**STATED TASK A:**
According to the text about FC Silon Táborsko, who bought the rights to FK Tábor in June 2011?
**STATED TASK B:**
Continue the text about FC Silon Táborsko from its final sentence.
++++ TEXT PROVIDED
FC Silon Táborsko
- Full name: Football Club Silon Táborsko a.s.
- Founded: 2012; 14 years ago
- Ground: Stadion v Kvapilově ulici
- Chairman: Jiří Smrž
- Manager: Miloslav Brožek
- League: Czech National Football League
- 2025–26: 2nd of 16
- Website: www.fctaborsko.cz
| Home colours | Away colours |

= FC Silon Táborsko =

Football club

FC Silon Táborsko is a football club located in Tábor, Czech Republic. It plays in the Czech National Football League (2nd tier).

==History==
In June 2011, FK Spartak MAS Sezimovo Ústí owner Jiří Smrž bought the rights to neighbouring team FK Tábor and at the end of 2011, the club announced that they would fusion with Tábor from 2012 on to found a new club, FC MAS Táborsko.

The club was formerly located at Soukeník stadium in nearby Sezimovo Ústí, the Stadium of the former FK Spartak MAS. Lower squads of the team, as well the youth teams still play their games there. They play now at the Stadion v Kvapilově ulici in Tábor.
++++++++
++++ DATA SEGMENT
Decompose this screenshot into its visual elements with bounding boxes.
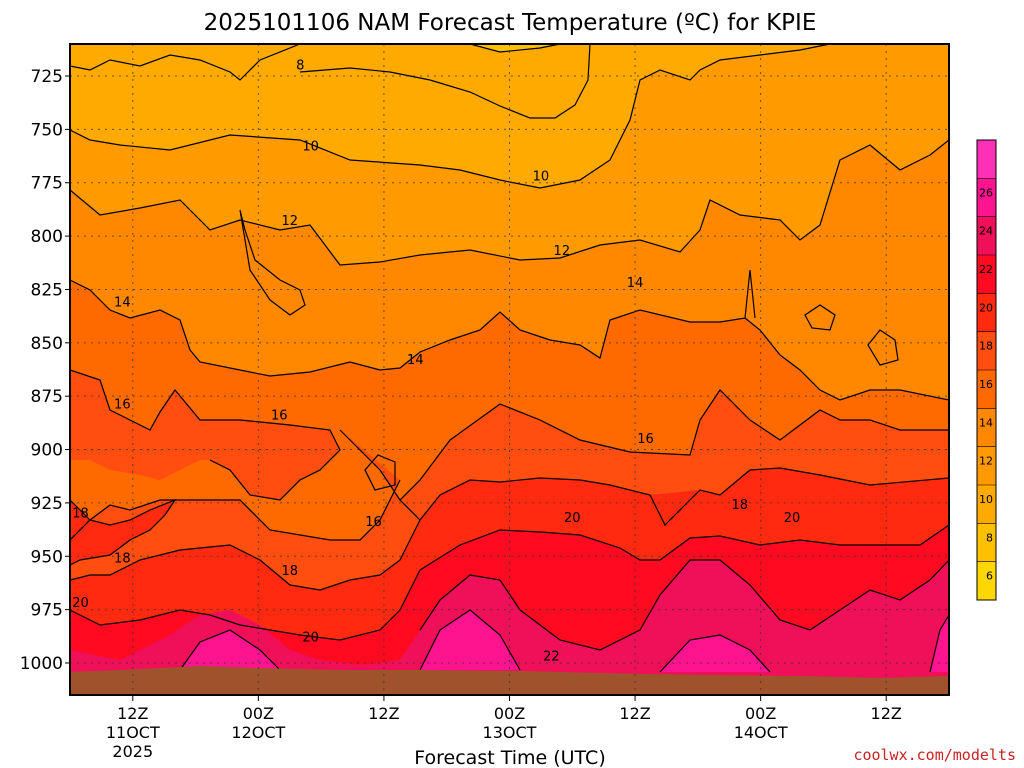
++++++++
**TASK ANSWER A:**
Jiří Smrž, the owner of FK Spartak MAS Sezimovo Ústí.

**TASK ANSWER B:**
In 2022, the club got a new main sponsor and changed its name to FC Silon Táborsko.

===Historical names===
- FK Spartak MAS Sezimovo Ústí (1926–2012)
- 1926 – JPT Sezimovo Ústí (Jednota proletářské tělovýchovy Sezimovo Ústí)
- 1932 – AC Stadion Sezimovo Ústí (Atletický club Stadion Sezimovo Ústí)
- 1941 – SK MAS Sezimovo Ústí (Sportovní klub Moravské akciové strojírny Sezimovo Ústí)
- 195? – TJ Spartak MAS Sezimovo Ústí (Tělovýchovná jednota Spartak Moravské akciové strojírny Sezimovo Ústí)
- 1993 – FK Spartak MAS Sezimovo Ústí (Fotbalový klub Spartak Moravské akciové strojírny Sezimovo Ústí)
- FC Táborsko (since 2012)
- 2012 – FC MAS Táborsko
- 2022 – FC Silon Táborsko

==Players==
===Current squad===
.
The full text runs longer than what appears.